_Material provided_:
[Begin]

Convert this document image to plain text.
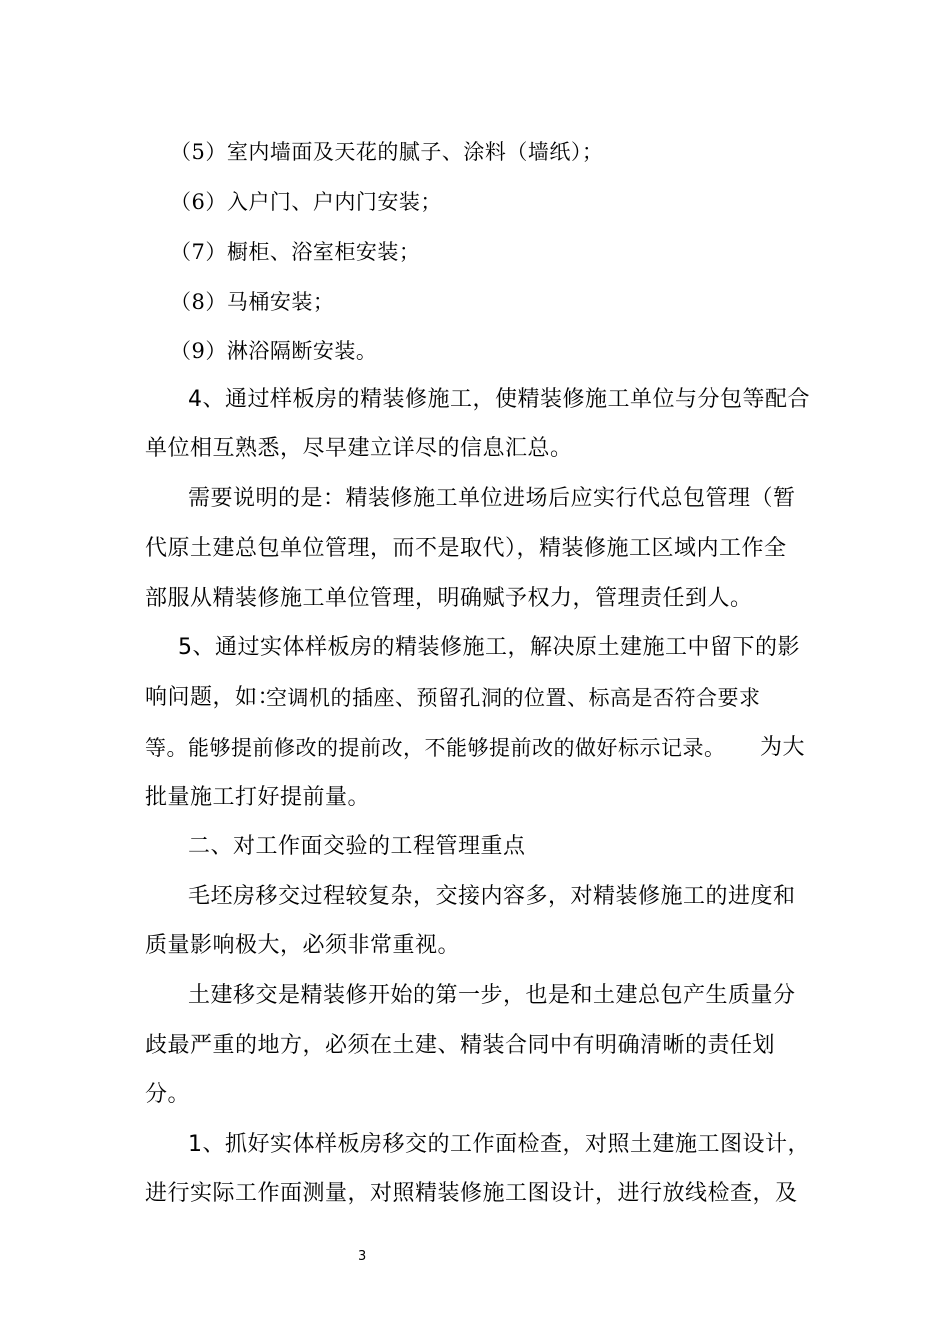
（5）室内墙面及天花的腻子、涂料（墙纸）；
（6）入户门、户内门安装；
（7）橱柜、浴室柜安装；
（8）马桶安装；
（9）淋浴隔断安装。
4、通过样板房的精装修施工，使精装修施工单位与分包等配合
单位相互熟悉，尽早建立详尽的信息汇总。
需要说明的是：精装修施工单位进场后应实行代总包管理（暂
代原土建总包单位管理，而不是取代），精装修施工区域内工作全
部服从精装修施工单位管理，明确赋予权力，管理责任到人。
5、通过实体样板房的精装修施工，解决原土建施工中留下的影
响问题，如：
空调机的插座、预留孔洞的位置、标高是否符合要求
等。能够提前修改的提前改，不能够提前改的做好标示记录。 为大
批量施工打好提前量。
二、对工作面交验的工程管理重点
毛坯房移交过程较复杂，交接内容多，对精装修施工的进度和
质量影响极大，必须非常重视。
土建移交是精装修开始的第一步，也是和土建总包产生质量分
歧最严重的地方，必须在土建、精装合同中有明确清晰的责任划
分。
1、抓好实体样板房移交的工作面检查，对照土建施工图设计，
进行实际工作面测量，对照精装修施工图设计，进行放线检查，及
3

[End]

Make an exact copy of the whole listing, but don't bring over any pictures.

Convert this document image to plain text.
（5）室内墙面及天花的腻子、涂料（墙纸）；
（6）入户门、户内门安装；
（7）橱柜、浴室柜安装；
（8）马桶安装；
（9）淋浴隔断安装。
4、通过样板房的精装修施工，使精装修施工单位与分包等配合
单位相互熟悉，尽早建立详尽的信息汇总。
需要说明的是：精装修施工单位进场后应实行代总包管理（暂
代原土建总包单位管理，而不是取代），精装修施工区域内工作全
部服从精装修施工单位管理，明确赋予权力，管理责任到人。
5、通过实体样板房的精装修施工，解决原土建施工中留下的影
响问题，如：
空调机的插座、预留孔洞的位置、标高是否符合要求
等。能够提前修改的提前改，不能够提前改的做好标示记录。 为大
批量施工打好提前量。
二、对工作面交验的工程管理重点
毛坯房移交过程较复杂，交接内容多，对精装修施工的进度和
质量影响极大，必须非常重视。
土建移交是精装修开始的第一步，也是和土建总包产生质量分
歧最严重的地方，必须在土建、精装合同中有明确清晰的责任划
分。
1、抓好实体样板房移交的工作面检查，对照土建施工图设计，
进行实际工作面测量，对照精装修施工图设计，进行放线检查，及
3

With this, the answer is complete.